| Your instructions |
Copy out all the records exactly.

| Extracted data entries |
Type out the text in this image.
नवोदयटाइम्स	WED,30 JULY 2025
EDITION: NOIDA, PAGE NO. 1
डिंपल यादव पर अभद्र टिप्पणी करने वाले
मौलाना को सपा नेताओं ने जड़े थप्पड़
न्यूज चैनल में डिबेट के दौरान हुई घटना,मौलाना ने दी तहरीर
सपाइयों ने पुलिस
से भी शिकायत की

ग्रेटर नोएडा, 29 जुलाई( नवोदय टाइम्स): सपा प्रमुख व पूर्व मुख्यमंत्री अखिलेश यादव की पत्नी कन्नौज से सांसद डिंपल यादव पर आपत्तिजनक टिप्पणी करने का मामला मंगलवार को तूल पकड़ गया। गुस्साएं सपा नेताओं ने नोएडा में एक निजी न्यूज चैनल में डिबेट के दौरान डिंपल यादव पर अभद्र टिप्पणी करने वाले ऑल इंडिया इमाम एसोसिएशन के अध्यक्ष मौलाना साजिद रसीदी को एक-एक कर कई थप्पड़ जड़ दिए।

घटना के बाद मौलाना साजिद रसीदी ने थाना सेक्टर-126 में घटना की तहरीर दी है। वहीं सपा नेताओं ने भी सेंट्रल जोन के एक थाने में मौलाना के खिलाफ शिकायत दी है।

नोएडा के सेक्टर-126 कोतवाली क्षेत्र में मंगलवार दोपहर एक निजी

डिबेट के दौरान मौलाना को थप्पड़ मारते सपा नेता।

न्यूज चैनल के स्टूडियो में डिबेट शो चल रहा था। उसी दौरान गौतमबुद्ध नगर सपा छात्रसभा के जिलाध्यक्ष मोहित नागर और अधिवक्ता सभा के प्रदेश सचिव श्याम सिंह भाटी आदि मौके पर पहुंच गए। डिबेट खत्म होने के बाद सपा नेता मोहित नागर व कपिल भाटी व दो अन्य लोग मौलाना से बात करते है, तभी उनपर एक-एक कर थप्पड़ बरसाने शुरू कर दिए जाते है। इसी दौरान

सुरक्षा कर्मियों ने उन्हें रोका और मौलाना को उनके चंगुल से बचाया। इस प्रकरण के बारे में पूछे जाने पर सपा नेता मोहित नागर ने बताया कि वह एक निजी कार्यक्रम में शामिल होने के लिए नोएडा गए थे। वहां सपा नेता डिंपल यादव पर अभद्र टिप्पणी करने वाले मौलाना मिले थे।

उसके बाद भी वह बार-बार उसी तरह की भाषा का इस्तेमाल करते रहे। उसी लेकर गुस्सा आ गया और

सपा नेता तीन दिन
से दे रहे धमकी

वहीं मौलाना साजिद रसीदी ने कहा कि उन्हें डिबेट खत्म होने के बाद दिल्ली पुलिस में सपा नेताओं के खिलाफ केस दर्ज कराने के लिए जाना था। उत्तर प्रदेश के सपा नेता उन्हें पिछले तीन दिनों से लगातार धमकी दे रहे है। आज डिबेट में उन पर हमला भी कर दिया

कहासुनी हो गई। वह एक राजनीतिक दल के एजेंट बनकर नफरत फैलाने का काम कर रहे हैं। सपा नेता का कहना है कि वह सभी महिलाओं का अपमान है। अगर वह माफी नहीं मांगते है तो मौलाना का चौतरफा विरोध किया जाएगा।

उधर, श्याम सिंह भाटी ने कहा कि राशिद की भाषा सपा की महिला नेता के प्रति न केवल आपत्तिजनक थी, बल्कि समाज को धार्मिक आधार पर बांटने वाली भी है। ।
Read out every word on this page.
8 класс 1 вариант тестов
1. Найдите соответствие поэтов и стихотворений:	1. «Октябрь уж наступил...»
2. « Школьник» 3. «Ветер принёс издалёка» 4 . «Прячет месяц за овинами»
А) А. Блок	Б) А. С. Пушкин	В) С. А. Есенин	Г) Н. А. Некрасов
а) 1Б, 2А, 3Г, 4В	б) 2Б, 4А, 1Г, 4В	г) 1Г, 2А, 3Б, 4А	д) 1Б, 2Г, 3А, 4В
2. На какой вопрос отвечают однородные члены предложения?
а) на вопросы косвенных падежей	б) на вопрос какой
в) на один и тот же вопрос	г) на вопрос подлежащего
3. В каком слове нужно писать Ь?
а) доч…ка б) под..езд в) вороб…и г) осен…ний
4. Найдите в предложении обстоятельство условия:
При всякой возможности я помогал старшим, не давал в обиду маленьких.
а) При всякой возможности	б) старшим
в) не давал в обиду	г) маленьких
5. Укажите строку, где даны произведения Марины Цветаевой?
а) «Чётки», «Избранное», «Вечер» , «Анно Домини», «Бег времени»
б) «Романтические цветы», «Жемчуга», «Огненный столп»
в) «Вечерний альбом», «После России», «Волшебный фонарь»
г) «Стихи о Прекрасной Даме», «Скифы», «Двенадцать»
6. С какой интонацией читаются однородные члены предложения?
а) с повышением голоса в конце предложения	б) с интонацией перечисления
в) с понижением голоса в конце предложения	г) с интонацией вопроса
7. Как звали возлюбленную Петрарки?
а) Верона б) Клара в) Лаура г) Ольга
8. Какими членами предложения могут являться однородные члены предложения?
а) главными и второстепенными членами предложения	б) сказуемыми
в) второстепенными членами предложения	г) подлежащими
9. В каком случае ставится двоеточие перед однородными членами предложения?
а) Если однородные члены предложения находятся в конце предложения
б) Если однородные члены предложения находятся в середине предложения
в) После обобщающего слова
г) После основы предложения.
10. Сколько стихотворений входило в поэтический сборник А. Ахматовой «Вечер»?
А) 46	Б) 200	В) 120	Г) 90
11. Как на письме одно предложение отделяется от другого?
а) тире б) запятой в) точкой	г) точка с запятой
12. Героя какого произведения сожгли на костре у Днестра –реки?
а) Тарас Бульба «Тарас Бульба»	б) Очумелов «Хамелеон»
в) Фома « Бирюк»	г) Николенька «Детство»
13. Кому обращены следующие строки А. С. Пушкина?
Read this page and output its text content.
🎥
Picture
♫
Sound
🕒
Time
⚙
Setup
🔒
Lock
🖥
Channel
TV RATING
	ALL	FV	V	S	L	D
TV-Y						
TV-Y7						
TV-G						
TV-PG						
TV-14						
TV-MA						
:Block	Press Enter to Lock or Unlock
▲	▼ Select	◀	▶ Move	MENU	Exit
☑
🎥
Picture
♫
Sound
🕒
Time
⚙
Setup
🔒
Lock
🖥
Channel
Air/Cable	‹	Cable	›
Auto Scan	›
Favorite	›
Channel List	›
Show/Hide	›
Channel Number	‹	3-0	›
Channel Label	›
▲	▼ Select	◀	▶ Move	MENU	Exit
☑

| Full answer |
Type out the text in this image.
नवोदयटाइम्स	WED,30 JULY 2025
EDITION: NOIDA, PAGE NO. 1
डिंपल यादव पर अभद्र टिप्पणी करने वाले
मौलाना को सपा नेताओं ने जड़े थप्पड़
न्यूज चैनल में डिबेट के दौरान हुई घटना,मौलाना ने दी तहरीर
सपाइयों ने पुलिस
से भी शिकायत की

ग्रेटर नोएडा, 29 जुलाई( नवोदय टाइम्स): सपा प्रमुख व पूर्व मुख्यमंत्री अखिलेश यादव की पत्नी कन्नौज से सांसद डिंपल यादव पर आपत्तिजनक टिप्पणी करने का मामला मंगलवार को तूल पकड़ गया। गुस्साएं सपा नेताओं ने नोएडा में एक निजी न्यूज चैनल में डिबेट के दौरान डिंपल यादव पर अभद्र टिप्पणी करने वाले ऑल इंडिया इमाम एसोसिएशन के अध्यक्ष मौलाना साजिद रसीदी को एक-एक कर कई थप्पड़ जड़ दिए।

घटना के बाद मौलाना साजिद रसीदी ने थाना सेक्टर-126 में घटना की तहरीर दी है। वहीं सपा नेताओं ने भी सेंट्रल जोन के एक थाने में मौलाना के खिलाफ शिकायत दी है।

नोएडा के सेक्टर-126 कोतवाली क्षेत्र में मंगलवार दोपहर एक निजी

डिबेट के दौरान मौलाना को थप्पड़ मारते सपा नेता।

न्यूज चैनल के स्टूडियो में डिबेट शो चल रहा था। उसी दौरान गौतमबुद्ध नगर सपा छात्रसभा के जिलाध्यक्ष मोहित नागर और अधिवक्ता सभा के प्रदेश सचिव श्याम सिंह भाटी आदि मौके पर पहुंच गए। डिबेट खत्म होने के बाद सपा नेता मोहित नागर व कपिल भाटी व दो अन्य लोग मौलाना से बात करते है, तभी उनपर एक-एक कर थप्पड़ बरसाने शुरू कर दिए जाते है। इसी दौरान

सुरक्षा कर्मियों ने उन्हें रोका और मौलाना को उनके चंगुल से बचाया। इस प्रकरण के बारे में पूछे जाने पर सपा नेता मोहित नागर ने बताया कि वह एक निजी कार्यक्रम में शामिल होने के लिए नोएडा गए थे। वहां सपा नेता डिंपल यादव पर अभद्र टिप्पणी करने वाले मौलाना मिले थे।

उसके बाद भी वह बार-बार उसी तरह की भाषा का इस्तेमाल करते रहे। उसी लेकर गुस्सा आ गया और

सपा नेता तीन दिन
से दे रहे धमकी

वहीं मौलाना साजिद रसीदी ने कहा कि उन्हें डिबेट खत्म होने के बाद दिल्ली पुलिस में सपा नेताओं के खिलाफ केस दर्ज कराने के लिए जाना था। उत्तर प्रदेश के सपा नेता उन्हें पिछले तीन दिनों से लगातार धमकी दे रहे है। आज डिबेट में उन पर हमला भी कर दिया

कहासुनी हो गई। वह एक राजनीतिक दल के एजेंट बनकर नफरत फैलाने का काम कर रहे हैं। सपा नेता का कहना है कि वह सभी महिलाओं का अपमान है। अगर वह माफी नहीं मांगते है तो मौलाना का चौतरफा विरोध किया जाएगा।

उधर, श्याम सिंह भाटी ने कहा कि राशिद की भाषा सपा की महिला नेता के प्रति न केवल आपत्तिजनक थी, बल्कि समाज को धार्मिक आधार पर बांटने वाली भी है। ।
Read out every word on this page.
8 класс 1 вариант тестов
1. Найдите соответствие поэтов и стихотворений:	1. «Октябрь уж наступил...»
2. « Школьник» 3. «Ветер принёс издалёка» 4 . «Прячет месяц за овинами»
А) А. Блок	Б) А. С. Пушкин	В) С. А. Есенин	Г) Н. А. Некрасов
а) 1Б, 2А, 3Г, 4В	б) 2Б, 4А, 1Г, 4В	г) 1Г, 2А, 3Б, 4А	д) 1Б, 2Г, 3А, 4В
2. На какой вопрос отвечают однородные члены предложения?
а) на вопросы косвенных падежей	б) на вопрос какой
в) на один и тот же вопрос	г) на вопрос подлежащего
3. В каком слове нужно писать Ь?
а) доч…ка б) под..езд в) вороб…и г) осен…ний
4. Найдите в предложении обстоятельство условия:
При всякой возможности я помогал старшим, не давал в обиду маленьких.
а) При всякой возможности	б) старшим
в) не давал в обиду	г) маленьких
5. Укажите строку, где даны произведения Марины Цветаевой?
а) «Чётки», «Избранное», «Вечер» , «Анно Домини», «Бег времени»
б) «Романтические цветы», «Жемчуга», «Огненный столп»
в) «Вечерний альбом», «После России», «Волшебный фонарь»
г) «Стихи о Прекрасной Даме», «Скифы», «Двенадцать»
6. С какой интонацией читаются однородные члены предложения?
а) с повышением голоса в конце предложения	б) с интонацией перечисления
в) с понижением голоса в конце предложения	г) с интонацией вопроса
7. Как звали возлюбленную Петрарки?
а) Верона б) Клара в) Лаура г) Ольга
8. Какими членами предложения могут являться однородные члены предложения?
а) главными и второстепенными членами предложения	б) сказуемыми
в) второстепенными членами предложения	г) подлежащими
9. В каком случае ставится двоеточие перед однородными членами предложения?
а) Если однородные члены предложения находятся в конце предложения
б) Если однородные члены предложения находятся в середине предложения
в) После обобщающего слова
г) После основы предложения.
10. Сколько стихотворений входило в поэтический сборник А. Ахматовой «Вечер»?
А) 46	Б) 200	В) 120	Г) 90
11. Как на письме одно предложение отделяется от другого?
а) тире б) запятой в) точкой	г) точка с запятой
12. Героя какого произведения сожгли на костре у Днестра –реки?
а) Тарас Бульба «Тарас Бульба»	б) Очумелов «Хамелеон»
в) Фома « Бирюк»	г) Николенька «Детство»
13. Кому обращены следующие строки А. С. Пушкина?
Read this page and output its text content.
🎥
Picture
♫
Sound
🕒
Time
⚙
Setup
🔒
Lock
🖥
Channel
TV RATING
	ALL	FV	V	S	L	D
TV-Y						
TV-Y7						
TV-G						
TV-PG						
TV-14						
TV-MA						
:Block	Press Enter to Lock or Unlock
▲	▼ Select	◀	▶ Move	MENU	Exit
☑
🎥
Picture
♫
Sound
🕒
Time
⚙
Setup
🔒
Lock
🖥
Channel
Air/Cable	‹	Cable	›
Auto Scan	›
Favorite	›
Channel List	›
Show/Hide	›
Channel Number	‹	3-0	›
Channel Label	›
▲	▼ Select	◀	▶ Move	MENU	Exit
☑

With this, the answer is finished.